----- The records

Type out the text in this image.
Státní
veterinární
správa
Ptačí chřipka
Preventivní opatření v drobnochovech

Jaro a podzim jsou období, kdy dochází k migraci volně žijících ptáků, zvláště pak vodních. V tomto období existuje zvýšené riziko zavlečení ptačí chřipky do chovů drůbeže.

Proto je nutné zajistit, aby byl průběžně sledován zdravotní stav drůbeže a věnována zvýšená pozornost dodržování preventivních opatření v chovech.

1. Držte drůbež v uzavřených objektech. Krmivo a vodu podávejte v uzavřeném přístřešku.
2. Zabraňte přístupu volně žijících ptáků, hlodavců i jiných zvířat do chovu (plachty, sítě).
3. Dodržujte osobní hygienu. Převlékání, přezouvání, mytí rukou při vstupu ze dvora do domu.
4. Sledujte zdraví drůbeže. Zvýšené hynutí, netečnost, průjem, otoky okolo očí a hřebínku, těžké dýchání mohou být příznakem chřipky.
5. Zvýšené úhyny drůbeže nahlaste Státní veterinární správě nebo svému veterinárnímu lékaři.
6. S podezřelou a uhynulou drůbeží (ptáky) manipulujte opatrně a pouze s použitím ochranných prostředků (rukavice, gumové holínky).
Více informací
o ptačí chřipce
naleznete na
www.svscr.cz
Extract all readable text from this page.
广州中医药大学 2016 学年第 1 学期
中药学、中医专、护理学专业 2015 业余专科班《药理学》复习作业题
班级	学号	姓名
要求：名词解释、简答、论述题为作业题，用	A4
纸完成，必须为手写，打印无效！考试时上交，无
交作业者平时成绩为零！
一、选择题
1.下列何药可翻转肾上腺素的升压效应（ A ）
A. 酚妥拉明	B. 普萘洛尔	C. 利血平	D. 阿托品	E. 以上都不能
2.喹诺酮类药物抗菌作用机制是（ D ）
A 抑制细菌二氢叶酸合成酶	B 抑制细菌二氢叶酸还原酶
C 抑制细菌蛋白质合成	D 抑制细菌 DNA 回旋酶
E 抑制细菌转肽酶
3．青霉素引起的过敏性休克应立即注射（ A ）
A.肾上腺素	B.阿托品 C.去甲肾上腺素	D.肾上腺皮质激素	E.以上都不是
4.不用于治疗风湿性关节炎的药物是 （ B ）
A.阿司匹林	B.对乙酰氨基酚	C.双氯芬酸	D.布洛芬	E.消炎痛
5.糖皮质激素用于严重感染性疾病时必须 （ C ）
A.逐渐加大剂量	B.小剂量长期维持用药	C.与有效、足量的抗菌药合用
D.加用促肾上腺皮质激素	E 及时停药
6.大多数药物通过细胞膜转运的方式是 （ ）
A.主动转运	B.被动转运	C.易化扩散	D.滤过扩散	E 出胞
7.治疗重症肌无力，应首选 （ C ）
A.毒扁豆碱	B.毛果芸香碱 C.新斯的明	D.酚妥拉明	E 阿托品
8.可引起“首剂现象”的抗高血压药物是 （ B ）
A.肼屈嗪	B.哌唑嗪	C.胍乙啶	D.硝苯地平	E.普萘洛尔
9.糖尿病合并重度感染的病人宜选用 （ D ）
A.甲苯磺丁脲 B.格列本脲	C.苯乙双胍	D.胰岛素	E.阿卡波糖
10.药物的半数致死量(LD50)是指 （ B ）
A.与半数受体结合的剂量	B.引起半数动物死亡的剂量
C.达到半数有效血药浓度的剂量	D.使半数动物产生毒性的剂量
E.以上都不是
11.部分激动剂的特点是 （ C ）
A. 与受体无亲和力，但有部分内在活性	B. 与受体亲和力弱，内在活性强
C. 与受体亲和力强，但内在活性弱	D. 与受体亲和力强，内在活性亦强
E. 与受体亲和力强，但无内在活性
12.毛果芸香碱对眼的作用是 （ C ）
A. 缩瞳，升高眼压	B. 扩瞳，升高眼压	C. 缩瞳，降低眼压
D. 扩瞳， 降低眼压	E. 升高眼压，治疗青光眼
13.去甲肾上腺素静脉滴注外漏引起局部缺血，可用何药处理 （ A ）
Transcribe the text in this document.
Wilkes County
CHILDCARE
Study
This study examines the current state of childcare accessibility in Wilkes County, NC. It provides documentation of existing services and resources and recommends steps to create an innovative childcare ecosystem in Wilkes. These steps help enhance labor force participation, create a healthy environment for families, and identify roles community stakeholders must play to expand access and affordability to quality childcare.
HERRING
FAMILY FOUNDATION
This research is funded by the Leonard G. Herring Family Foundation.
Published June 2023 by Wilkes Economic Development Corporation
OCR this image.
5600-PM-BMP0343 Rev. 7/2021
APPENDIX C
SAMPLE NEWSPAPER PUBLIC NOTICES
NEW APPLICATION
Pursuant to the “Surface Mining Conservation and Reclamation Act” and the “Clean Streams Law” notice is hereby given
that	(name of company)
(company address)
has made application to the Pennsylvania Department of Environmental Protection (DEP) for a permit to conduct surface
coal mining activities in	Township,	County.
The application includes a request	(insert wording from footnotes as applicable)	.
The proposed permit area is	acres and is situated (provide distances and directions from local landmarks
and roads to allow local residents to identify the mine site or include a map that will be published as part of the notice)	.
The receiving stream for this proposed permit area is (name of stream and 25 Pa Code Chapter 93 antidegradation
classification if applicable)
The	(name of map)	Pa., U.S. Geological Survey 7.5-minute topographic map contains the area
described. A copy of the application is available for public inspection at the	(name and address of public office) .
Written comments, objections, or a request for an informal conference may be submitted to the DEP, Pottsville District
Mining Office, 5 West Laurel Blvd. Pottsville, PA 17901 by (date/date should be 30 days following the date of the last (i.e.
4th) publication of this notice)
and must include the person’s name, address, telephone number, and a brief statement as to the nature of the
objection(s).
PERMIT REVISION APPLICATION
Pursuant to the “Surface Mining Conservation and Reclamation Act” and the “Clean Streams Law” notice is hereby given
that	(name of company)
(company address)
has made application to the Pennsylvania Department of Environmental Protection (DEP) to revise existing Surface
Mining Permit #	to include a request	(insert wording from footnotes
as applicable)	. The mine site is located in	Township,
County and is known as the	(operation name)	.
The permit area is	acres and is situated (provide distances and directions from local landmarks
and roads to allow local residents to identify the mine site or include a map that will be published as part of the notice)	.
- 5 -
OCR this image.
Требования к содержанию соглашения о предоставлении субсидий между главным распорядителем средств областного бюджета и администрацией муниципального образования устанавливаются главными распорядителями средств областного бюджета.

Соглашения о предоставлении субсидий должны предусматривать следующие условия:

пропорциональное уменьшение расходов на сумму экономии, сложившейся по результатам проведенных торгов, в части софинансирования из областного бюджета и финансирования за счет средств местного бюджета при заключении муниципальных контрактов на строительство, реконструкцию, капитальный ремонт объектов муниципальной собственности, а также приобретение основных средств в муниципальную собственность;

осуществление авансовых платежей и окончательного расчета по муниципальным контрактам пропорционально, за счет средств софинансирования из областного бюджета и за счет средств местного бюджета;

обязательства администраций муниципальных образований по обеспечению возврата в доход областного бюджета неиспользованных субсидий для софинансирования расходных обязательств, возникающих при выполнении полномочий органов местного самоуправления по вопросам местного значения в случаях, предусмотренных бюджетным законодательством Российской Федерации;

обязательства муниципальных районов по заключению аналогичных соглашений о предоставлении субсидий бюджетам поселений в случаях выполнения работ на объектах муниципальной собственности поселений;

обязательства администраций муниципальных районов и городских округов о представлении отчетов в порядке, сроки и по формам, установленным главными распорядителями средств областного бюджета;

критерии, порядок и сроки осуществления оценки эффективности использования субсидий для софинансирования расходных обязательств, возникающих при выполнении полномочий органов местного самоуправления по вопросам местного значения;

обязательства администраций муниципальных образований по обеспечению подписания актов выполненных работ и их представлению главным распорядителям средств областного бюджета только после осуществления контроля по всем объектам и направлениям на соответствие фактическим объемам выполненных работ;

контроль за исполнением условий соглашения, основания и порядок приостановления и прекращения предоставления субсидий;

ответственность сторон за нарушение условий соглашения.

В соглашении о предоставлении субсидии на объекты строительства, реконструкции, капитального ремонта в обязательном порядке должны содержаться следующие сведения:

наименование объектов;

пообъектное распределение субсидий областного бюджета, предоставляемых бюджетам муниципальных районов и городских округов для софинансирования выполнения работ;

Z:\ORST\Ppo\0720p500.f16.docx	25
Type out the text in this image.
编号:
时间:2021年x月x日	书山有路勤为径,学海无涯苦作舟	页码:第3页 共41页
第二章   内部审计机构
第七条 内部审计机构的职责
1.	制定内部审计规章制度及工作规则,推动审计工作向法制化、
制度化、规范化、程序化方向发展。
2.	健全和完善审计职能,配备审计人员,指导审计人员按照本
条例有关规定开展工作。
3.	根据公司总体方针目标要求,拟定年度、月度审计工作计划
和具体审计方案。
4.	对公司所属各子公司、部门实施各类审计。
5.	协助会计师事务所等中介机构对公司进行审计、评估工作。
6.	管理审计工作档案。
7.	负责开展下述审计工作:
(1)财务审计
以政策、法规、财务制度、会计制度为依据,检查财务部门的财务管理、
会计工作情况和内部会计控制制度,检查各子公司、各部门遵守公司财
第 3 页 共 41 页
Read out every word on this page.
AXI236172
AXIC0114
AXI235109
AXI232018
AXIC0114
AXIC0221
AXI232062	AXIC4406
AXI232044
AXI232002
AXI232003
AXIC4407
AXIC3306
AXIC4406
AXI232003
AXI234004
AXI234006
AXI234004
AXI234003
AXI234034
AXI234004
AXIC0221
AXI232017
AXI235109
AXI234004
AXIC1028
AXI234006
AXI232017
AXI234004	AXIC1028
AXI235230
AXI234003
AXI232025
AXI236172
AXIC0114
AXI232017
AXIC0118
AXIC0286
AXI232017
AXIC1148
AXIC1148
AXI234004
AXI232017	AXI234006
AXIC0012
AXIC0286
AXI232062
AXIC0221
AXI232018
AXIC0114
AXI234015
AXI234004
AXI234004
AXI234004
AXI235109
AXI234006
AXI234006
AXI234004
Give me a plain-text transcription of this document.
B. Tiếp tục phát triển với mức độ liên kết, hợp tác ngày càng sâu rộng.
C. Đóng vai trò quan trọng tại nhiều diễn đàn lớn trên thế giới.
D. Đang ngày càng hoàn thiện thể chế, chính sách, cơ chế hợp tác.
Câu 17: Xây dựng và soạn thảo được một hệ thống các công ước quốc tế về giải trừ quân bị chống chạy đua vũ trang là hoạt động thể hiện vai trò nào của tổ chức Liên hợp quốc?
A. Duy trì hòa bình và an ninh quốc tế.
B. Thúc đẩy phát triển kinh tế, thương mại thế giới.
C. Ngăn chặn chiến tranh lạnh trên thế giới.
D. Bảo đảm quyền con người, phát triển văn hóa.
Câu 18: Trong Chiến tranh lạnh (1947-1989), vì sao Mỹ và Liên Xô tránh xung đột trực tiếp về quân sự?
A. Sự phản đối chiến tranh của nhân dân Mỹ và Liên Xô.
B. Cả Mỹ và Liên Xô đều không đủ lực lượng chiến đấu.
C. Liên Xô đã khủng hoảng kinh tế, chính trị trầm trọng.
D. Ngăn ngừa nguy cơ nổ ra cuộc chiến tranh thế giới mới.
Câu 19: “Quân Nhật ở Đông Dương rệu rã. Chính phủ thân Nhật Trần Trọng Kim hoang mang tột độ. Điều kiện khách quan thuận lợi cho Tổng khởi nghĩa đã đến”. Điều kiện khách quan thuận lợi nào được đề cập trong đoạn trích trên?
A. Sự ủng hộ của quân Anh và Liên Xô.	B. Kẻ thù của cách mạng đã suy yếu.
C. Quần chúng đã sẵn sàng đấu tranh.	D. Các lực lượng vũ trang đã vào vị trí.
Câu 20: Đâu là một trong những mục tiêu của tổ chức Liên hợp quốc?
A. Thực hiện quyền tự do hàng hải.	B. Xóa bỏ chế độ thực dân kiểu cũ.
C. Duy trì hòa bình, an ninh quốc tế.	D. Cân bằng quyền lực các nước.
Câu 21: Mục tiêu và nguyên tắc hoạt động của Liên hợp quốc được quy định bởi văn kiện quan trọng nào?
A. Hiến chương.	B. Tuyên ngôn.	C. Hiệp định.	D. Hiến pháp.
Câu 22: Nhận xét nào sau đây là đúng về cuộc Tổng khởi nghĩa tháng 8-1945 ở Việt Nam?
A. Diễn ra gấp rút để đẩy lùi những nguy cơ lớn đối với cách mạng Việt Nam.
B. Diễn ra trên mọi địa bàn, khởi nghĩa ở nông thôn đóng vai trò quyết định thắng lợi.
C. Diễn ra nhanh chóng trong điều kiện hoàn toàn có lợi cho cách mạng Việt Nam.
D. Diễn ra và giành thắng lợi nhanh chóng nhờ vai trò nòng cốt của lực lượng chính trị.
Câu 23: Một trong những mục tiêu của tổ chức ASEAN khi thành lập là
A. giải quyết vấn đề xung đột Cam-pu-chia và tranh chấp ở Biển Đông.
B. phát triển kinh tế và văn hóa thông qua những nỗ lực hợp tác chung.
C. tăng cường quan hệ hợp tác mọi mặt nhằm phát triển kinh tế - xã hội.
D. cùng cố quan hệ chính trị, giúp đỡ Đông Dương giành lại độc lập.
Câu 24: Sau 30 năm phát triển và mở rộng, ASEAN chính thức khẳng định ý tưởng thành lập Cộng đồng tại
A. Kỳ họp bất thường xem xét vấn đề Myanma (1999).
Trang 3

----------

● Task directions:
Copy each line above that contains the string "existing".

● Solution to this task:
This study examines the current state of childcare accessibility in Wilkes County, NC. It provides documentation of existing services and resources and recommends steps to create an innovative childcare ecosystem in Wilkes. These steps help enhance labor force participation, create a healthy environment for families, and identify roles community stakeholders must play to expand access and affordability to quality childcare.
has made application to the Pennsylvania Department of Environmental Protection (DEP) to revise existing Surface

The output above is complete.